> **Exercise instructions**: Each record below is to be copied word for word, with pictures removed.
--- start Records ---
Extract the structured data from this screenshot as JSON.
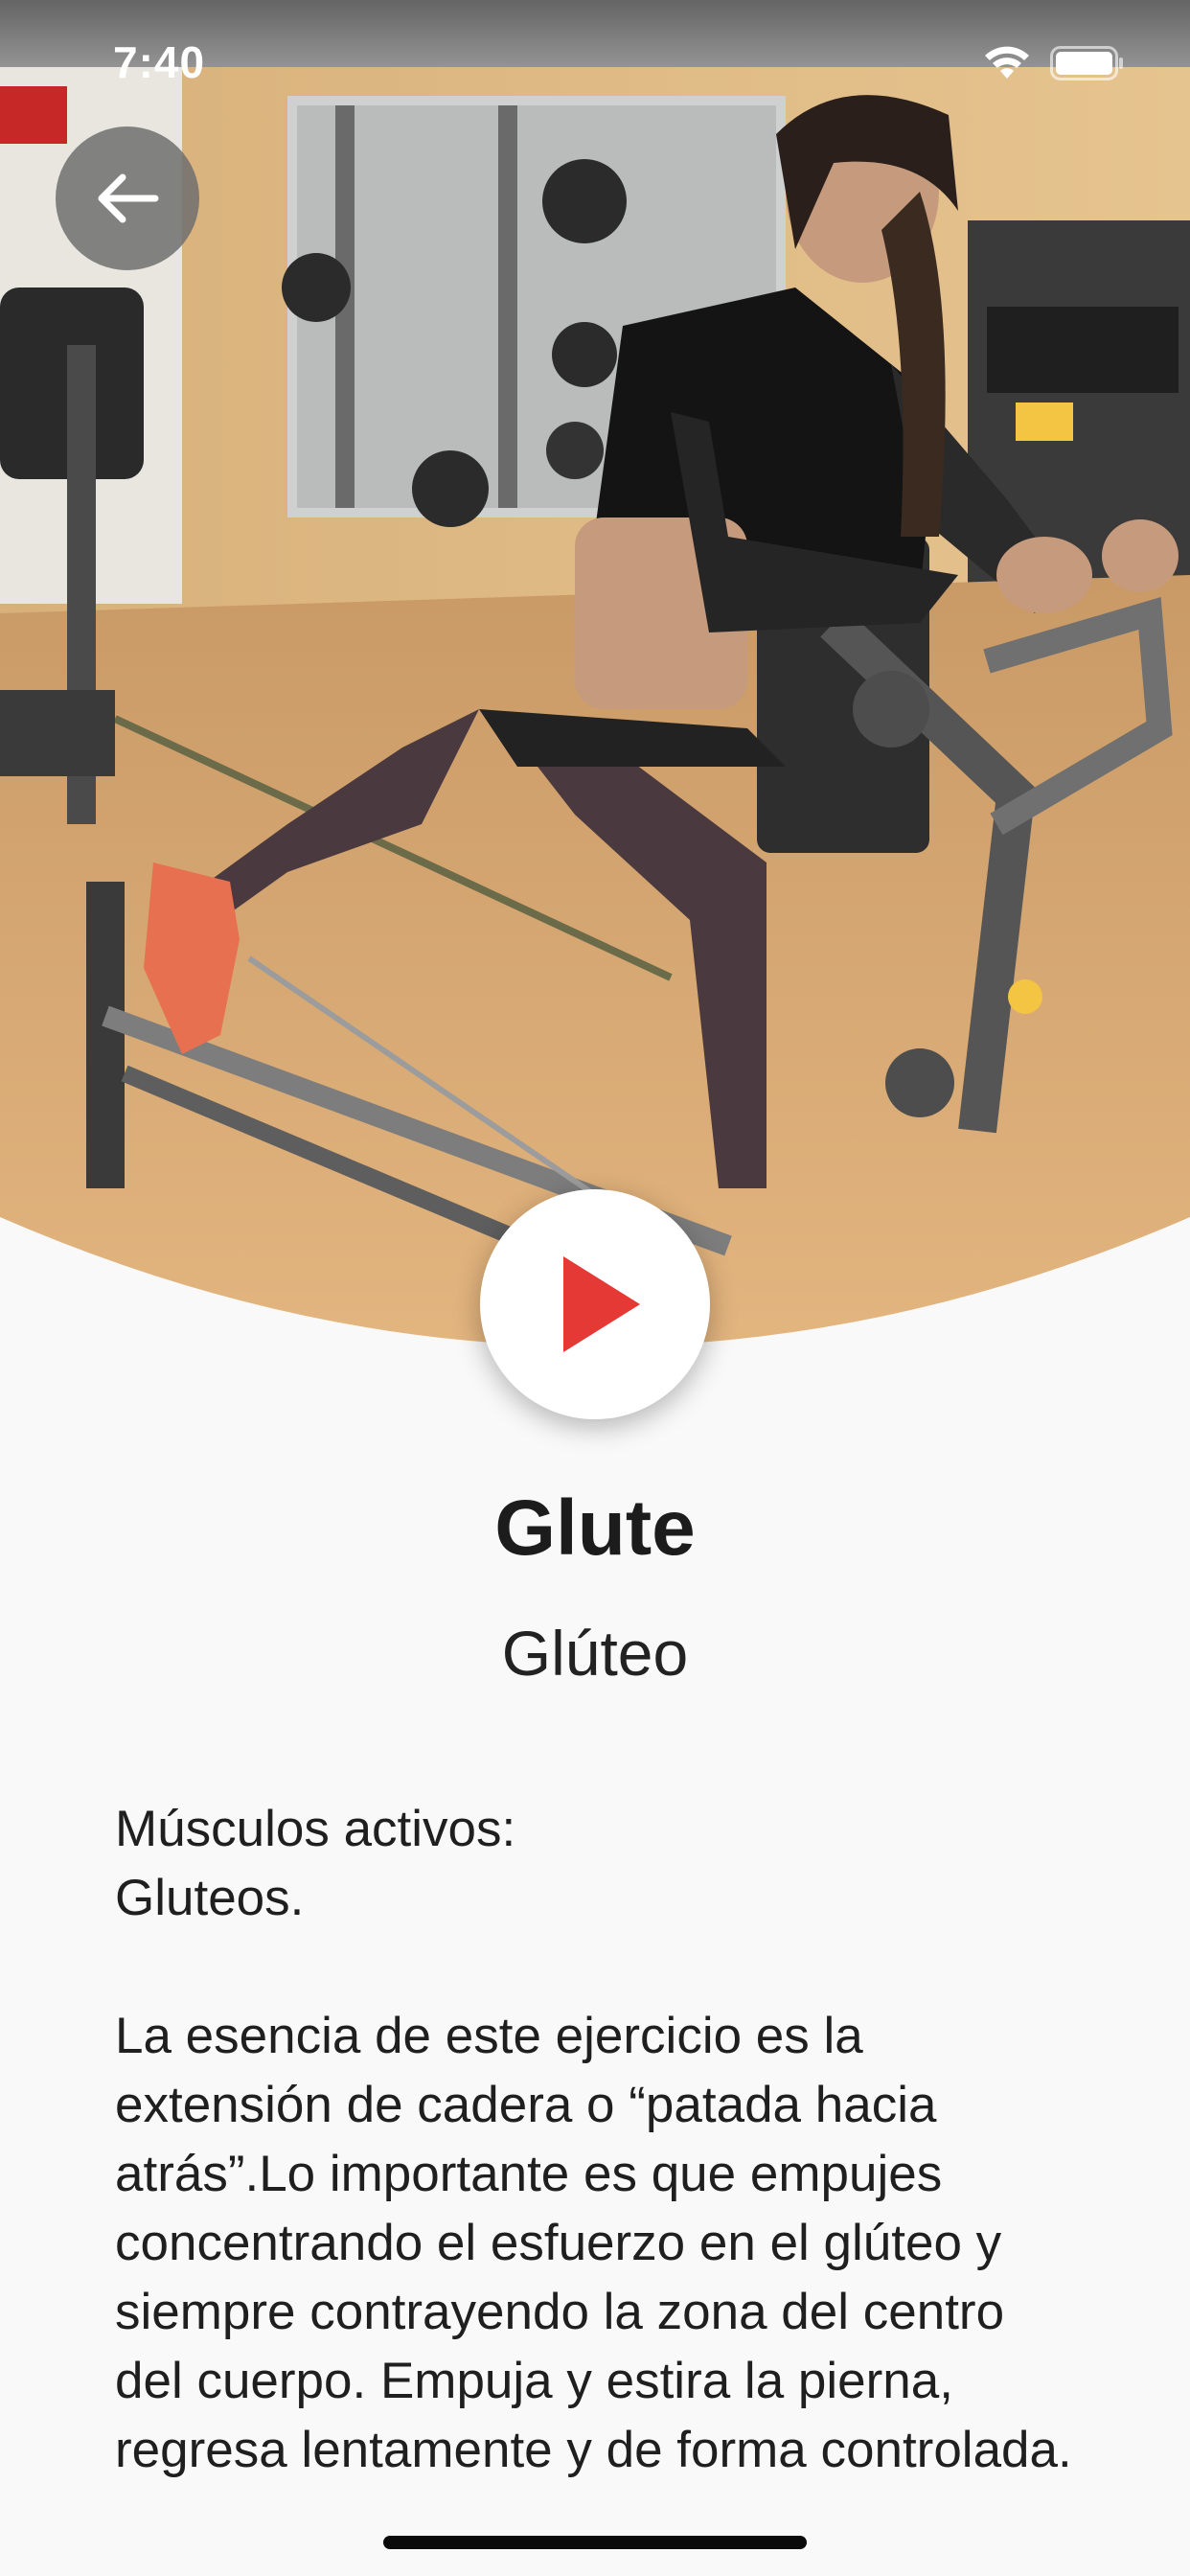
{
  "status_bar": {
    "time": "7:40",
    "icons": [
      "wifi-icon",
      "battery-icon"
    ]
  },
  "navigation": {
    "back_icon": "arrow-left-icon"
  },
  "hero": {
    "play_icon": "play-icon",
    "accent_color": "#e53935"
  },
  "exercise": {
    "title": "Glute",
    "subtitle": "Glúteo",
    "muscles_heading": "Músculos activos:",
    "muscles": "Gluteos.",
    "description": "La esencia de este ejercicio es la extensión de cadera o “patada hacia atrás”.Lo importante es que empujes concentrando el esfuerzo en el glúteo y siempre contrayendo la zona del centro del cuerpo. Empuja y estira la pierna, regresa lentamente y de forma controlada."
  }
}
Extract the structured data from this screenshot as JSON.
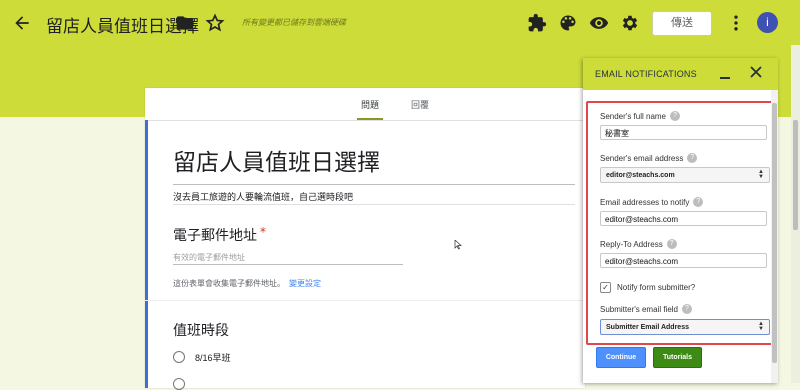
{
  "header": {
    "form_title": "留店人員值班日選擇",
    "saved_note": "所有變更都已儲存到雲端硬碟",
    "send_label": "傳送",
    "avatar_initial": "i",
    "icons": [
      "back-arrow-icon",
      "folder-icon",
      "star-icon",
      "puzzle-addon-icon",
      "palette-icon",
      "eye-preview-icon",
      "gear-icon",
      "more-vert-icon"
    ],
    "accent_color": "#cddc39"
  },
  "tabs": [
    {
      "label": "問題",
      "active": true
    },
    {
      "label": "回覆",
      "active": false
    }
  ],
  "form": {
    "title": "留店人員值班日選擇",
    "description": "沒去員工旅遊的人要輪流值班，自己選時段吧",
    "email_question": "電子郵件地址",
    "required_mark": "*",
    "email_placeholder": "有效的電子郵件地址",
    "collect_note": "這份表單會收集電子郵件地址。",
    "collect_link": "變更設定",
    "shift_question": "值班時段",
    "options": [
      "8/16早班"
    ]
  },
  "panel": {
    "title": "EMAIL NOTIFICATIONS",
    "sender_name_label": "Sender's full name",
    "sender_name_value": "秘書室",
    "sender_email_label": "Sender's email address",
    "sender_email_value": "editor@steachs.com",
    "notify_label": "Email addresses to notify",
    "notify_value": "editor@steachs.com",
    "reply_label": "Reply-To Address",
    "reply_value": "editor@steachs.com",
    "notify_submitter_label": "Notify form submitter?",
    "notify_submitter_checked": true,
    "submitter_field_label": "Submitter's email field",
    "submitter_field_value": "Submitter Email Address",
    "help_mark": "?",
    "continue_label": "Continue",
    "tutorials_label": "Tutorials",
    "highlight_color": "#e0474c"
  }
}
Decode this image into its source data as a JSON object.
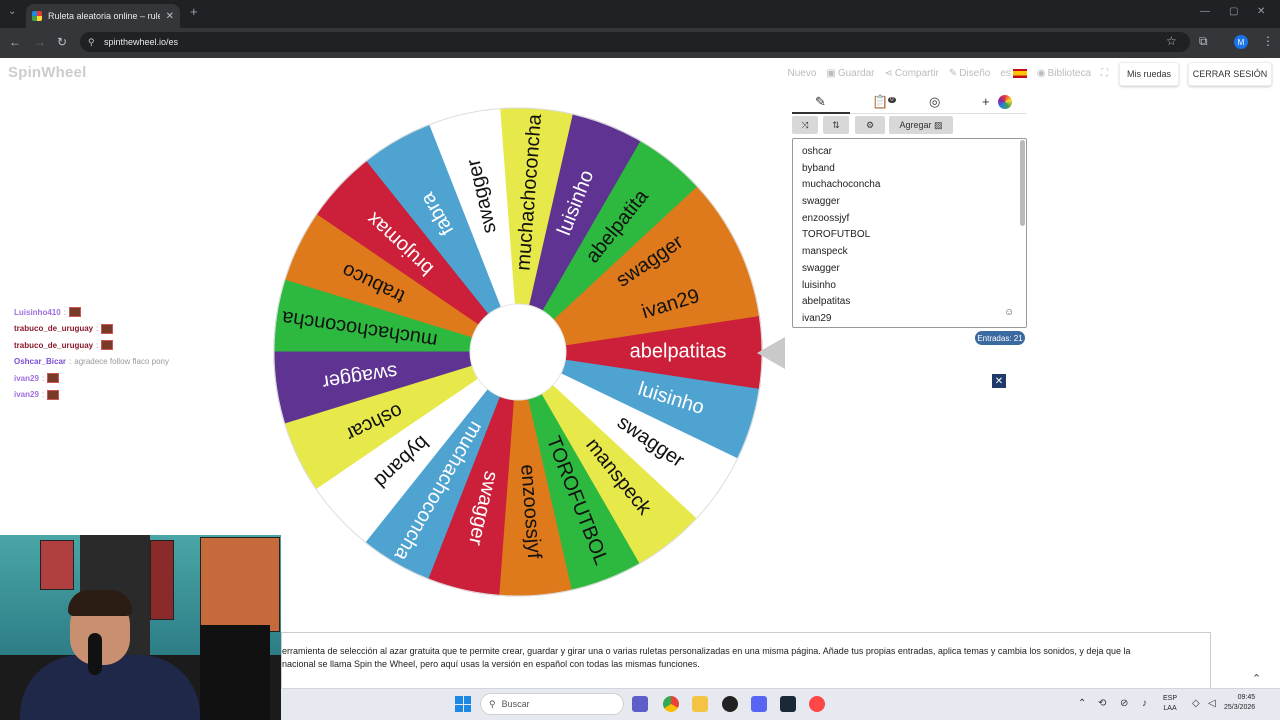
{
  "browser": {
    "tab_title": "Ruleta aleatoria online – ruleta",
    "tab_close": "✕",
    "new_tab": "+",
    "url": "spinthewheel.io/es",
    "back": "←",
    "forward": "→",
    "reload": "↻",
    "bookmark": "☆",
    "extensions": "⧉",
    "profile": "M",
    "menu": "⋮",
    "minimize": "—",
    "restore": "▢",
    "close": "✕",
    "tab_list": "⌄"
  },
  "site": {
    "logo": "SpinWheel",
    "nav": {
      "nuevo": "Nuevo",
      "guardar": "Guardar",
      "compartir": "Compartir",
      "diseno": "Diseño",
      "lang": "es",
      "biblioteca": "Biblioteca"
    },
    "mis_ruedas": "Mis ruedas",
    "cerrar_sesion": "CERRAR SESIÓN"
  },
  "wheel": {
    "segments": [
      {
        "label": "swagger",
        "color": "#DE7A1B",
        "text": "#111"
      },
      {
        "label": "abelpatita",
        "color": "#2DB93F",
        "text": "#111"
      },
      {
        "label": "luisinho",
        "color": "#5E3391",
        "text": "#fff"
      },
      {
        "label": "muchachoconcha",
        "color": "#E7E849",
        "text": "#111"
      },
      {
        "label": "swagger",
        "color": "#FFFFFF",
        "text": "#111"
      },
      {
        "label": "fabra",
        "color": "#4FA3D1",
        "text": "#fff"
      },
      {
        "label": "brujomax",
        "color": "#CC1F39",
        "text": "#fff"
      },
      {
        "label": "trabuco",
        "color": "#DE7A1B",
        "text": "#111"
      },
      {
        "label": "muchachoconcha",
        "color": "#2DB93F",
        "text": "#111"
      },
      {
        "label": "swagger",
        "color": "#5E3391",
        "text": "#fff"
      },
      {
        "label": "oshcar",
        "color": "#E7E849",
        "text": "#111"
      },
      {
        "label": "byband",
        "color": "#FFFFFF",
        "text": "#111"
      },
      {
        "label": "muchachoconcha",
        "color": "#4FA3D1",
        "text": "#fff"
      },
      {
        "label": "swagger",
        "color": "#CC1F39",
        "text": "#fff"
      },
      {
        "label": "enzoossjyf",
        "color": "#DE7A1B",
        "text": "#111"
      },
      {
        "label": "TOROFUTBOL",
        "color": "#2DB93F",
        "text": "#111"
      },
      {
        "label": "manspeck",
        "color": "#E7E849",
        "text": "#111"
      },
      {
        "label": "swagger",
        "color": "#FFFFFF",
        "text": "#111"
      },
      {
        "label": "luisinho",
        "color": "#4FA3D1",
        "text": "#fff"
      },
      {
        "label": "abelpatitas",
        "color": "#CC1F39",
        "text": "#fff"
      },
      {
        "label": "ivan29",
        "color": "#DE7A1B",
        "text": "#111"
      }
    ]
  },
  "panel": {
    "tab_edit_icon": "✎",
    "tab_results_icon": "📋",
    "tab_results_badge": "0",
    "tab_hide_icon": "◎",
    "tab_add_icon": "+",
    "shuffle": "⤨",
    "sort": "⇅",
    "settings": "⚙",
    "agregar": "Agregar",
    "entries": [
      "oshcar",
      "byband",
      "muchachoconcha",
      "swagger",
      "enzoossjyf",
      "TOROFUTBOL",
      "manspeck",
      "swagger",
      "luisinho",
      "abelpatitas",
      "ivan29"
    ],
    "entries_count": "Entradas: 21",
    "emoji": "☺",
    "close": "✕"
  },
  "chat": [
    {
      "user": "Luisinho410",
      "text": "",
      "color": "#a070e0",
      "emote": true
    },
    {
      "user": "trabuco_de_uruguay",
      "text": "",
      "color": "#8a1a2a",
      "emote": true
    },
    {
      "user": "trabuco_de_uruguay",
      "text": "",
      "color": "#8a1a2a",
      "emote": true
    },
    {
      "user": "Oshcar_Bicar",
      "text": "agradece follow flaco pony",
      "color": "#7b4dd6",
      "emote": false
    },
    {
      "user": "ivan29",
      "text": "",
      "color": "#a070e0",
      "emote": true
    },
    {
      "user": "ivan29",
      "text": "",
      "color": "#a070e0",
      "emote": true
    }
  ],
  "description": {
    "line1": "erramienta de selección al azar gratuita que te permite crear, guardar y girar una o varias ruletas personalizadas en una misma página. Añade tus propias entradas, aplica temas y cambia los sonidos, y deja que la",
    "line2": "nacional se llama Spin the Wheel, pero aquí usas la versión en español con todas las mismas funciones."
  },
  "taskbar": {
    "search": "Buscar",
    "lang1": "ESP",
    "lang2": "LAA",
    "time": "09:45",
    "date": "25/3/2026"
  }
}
--- end Records ---
> **Task response**:
Extract the structured data from this screenshot as JSON.
{
  "status_bar": {
    "time": "7:40",
    "icons": [
      "wifi-icon",
      "battery-icon"
    ]
  },
  "navigation": {
    "back_icon": "arrow-left-icon"
  },
  "hero": {
    "play_icon": "play-icon",
    "accent_color": "#e53935"
  },
  "exercise": {
    "title": "Glute",
    "subtitle": "Glúteo",
    "muscles_heading": "Músculos activos:",
    "muscles": "Gluteos.",
    "description": "La esencia de este ejercicio es la extensión de cadera o “patada hacia atrás”.Lo importante es que empujes concentrando el esfuerzo en el glúteo y siempre contrayendo la zona del centro del cuerpo. Empuja y estira la pierna, regresa lentamente y de forma controlada."
  }
}
Extract the structured data from this screenshot as JSON.
{
  "header": {
    "form_title": "留店人員值班日選擇",
    "saved_note": "所有變更都已儲存到雲端硬碟",
    "send_label": "傳送",
    "avatar_initial": "i",
    "icons": [
      "back-arrow-icon",
      "folder-icon",
      "star-icon",
      "puzzle-addon-icon",
      "palette-icon",
      "eye-preview-icon",
      "gear-icon",
      "more-vert-icon"
    ],
    "accent_color": "#cddc39"
  },
  "tabs": [
    {
      "label": "問題",
      "active": true
    },
    {
      "label": "回覆",
      "active": false
    }
  ],
  "form": {
    "title": "留店人員值班日選擇",
    "description": "沒去員工旅遊的人要輪流值班，自己選時段吧",
    "email_question": "電子郵件地址",
    "required_mark": "*",
    "email_placeholder": "有效的電子郵件地址",
    "collect_note": "這份表單會收集電子郵件地址。",
    "collect_link": "變更設定",
    "shift_question": "值班時段",
    "options": [
      "8/16早班"
    ]
  },
  "panel": {
    "title": "EMAIL NOTIFICATIONS",
    "sender_name_label": "Sender's full name",
    "sender_name_value": "秘書室",
    "sender_email_label": "Sender's email address",
    "sender_email_value": "editor@steachs.com",
    "notify_label": "Email addresses to notify",
    "notify_value": "editor@steachs.com",
    "reply_label": "Reply-To Address",
    "reply_value": "editor@steachs.com",
    "notify_submitter_label": "Notify form submitter?",
    "notify_submitter_checked": true,
    "submitter_field_label": "Submitter's email field",
    "submitter_field_value": "Submitter Email Address",
    "help_mark": "?",
    "continue_label": "Continue",
    "tutorials_label": "Tutorials",
    "highlight_color": "#e0474c"
  }
}
Decode this image into its source data as a JSON object.
{
  "browser": {
    "tab_title": "Ruleta aleatoria online – ruleta",
    "tab_close": "✕",
    "new_tab": "+",
    "url": "spinthewheel.io/es",
    "back": "←",
    "forward": "→",
    "reload": "↻",
    "bookmark": "☆",
    "extensions": "⧉",
    "profile": "M",
    "menu": "⋮",
    "minimize": "—",
    "restore": "▢",
    "close": "✕",
    "tab_list": "⌄"
  },
  "site": {
    "logo": "SpinWheel",
    "nav": {
      "nuevo": "Nuevo",
      "guardar": "Guardar",
      "compartir": "Compartir",
      "diseno": "Diseño",
      "lang": "es",
      "biblioteca": "Biblioteca"
    },
    "mis_ruedas": "Mis ruedas",
    "cerrar_sesion": "CERRAR SESIÓN"
  },
  "wheel": {
    "segments": [
      {
        "label": "swagger",
        "color": "#DE7A1B",
        "text": "#111"
      },
      {
        "label": "abelpatita",
        "color": "#2DB93F",
        "text": "#111"
      },
      {
        "label": "luisinho",
        "color": "#5E3391",
        "text": "#fff"
      },
      {
        "label": "muchachoconcha",
        "color": "#E7E849",
        "text": "#111"
      },
      {
        "label": "swagger",
        "color": "#FFFFFF",
        "text": "#111"
      },
      {
        "label": "fabra",
        "color": "#4FA3D1",
        "text": "#fff"
      },
      {
        "label": "brujomax",
        "color": "#CC1F39",
        "text": "#fff"
      },
      {
        "label": "trabuco",
        "color": "#DE7A1B",
        "text": "#111"
      },
      {
        "label": "muchachoconcha",
        "color": "#2DB93F",
        "text": "#111"
      },
      {
        "label": "swagger",
        "color": "#5E3391",
        "text": "#fff"
      },
      {
        "label": "oshcar",
        "color": "#E7E849",
        "text": "#111"
      },
      {
        "label": "byband",
        "color": "#FFFFFF",
        "text": "#111"
      },
      {
        "label": "muchachoconcha",
        "color": "#4FA3D1",
        "text": "#fff"
      },
      {
        "label": "swagger",
        "color": "#CC1F39",
        "text": "#fff"
      },
      {
        "label": "enzoossjyf",
        "color": "#DE7A1B",
        "text": "#111"
      },
      {
        "label": "TOROFUTBOL",
        "color": "#2DB93F",
        "text": "#111"
      },
      {
        "label": "manspeck",
        "color": "#E7E849",
        "text": "#111"
      },
      {
        "label": "swagger",
        "color": "#FFFFFF",
        "text": "#111"
      },
      {
        "label": "luisinho",
        "color": "#4FA3D1",
        "text": "#fff"
      },
      {
        "label": "abelpatitas",
        "color": "#CC1F39",
        "text": "#fff"
      },
      {
        "label": "ivan29",
        "color": "#DE7A1B",
        "text": "#111"
      }
    ]
  },
  "panel": {
    "tab_edit_icon": "✎",
    "tab_results_icon": "📋",
    "tab_results_badge": "0",
    "tab_hide_icon": "◎",
    "tab_add_icon": "+",
    "shuffle": "⤨",
    "sort": "⇅",
    "settings": "⚙",
    "agregar": "Agregar",
    "entries": [
      "oshcar",
      "byband",
      "muchachoconcha",
      "swagger",
      "enzoossjyf",
      "TOROFUTBOL",
      "manspeck",
      "swagger",
      "luisinho",
      "abelpatitas",
      "ivan29"
    ],
    "entries_count": "Entradas: 21",
    "emoji": "☺",
    "close": "✕"
  },
  "chat": [
    {
      "user": "Luisinho410",
      "text": "",
      "color": "#a070e0",
      "emote": true
    },
    {
      "user": "trabuco_de_uruguay",
      "text": "",
      "color": "#8a1a2a",
      "emote": true
    },
    {
      "user": "trabuco_de_uruguay",
      "text": "",
      "color": "#8a1a2a",
      "emote": true
    },
    {
      "user": "Oshcar_Bicar",
      "text": "agradece follow flaco pony",
      "color": "#7b4dd6",
      "emote": false
    },
    {
      "user": "ivan29",
      "text": "",
      "color": "#a070e0",
      "emote": true
    },
    {
      "user": "ivan29",
      "text": "",
      "color": "#a070e0",
      "emote": true
    }
  ],
  "description": {
    "line1": "erramienta de selección al azar gratuita que te permite crear, guardar y girar una o varias ruletas personalizadas en una misma página. Añade tus propias entradas, aplica temas y cambia los sonidos, y deja que la",
    "line2": "nacional se llama Spin the Wheel, pero aquí usas la versión en español con todas las mismas funciones."
  },
  "taskbar": {
    "search": "Buscar",
    "lang1": "ESP",
    "lang2": "LAA",
    "time": "09:45",
    "date": "25/3/2026"
  }
}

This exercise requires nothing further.